(begin)
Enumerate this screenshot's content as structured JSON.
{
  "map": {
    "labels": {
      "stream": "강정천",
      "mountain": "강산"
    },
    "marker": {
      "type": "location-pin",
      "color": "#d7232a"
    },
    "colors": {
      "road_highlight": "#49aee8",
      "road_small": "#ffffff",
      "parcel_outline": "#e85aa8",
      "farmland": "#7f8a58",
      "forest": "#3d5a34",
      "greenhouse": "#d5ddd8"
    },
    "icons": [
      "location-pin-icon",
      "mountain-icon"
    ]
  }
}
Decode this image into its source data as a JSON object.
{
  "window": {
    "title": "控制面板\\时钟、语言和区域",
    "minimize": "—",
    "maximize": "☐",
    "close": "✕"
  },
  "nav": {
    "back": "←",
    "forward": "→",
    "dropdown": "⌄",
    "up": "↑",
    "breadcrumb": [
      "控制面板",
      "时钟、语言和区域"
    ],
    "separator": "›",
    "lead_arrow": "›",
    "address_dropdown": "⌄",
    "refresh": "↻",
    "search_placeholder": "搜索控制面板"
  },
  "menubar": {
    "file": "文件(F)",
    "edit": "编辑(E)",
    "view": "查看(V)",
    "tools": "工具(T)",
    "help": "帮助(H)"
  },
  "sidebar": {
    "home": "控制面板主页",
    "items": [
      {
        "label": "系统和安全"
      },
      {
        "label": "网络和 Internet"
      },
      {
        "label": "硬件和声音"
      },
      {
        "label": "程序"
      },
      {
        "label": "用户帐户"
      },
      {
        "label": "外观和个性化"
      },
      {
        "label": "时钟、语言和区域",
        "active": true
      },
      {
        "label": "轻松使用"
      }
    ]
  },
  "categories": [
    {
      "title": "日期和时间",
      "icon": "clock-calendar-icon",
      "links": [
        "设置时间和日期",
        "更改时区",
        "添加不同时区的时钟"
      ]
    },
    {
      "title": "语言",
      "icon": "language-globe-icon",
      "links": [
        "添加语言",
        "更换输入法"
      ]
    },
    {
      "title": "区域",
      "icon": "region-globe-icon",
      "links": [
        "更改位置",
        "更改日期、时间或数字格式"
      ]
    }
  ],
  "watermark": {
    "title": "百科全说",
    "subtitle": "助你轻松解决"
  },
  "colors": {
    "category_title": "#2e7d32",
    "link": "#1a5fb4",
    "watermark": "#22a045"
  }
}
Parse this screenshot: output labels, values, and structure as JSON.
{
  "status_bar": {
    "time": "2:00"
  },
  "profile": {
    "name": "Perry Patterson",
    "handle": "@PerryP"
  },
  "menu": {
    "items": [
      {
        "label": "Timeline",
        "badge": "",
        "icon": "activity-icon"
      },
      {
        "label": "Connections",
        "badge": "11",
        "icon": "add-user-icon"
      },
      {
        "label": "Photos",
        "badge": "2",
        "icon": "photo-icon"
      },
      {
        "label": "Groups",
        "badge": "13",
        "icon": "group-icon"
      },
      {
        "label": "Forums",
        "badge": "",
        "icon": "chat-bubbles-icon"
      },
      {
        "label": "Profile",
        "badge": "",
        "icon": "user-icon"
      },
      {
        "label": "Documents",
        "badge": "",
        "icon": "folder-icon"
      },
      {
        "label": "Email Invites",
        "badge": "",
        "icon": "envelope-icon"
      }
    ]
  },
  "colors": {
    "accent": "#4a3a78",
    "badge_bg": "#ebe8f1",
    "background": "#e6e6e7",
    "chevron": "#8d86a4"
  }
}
(end)
Across the records, how many lines contain "globe"? Only the number should be given.

> **SOLUTION TO THIS EXERCISE**: 2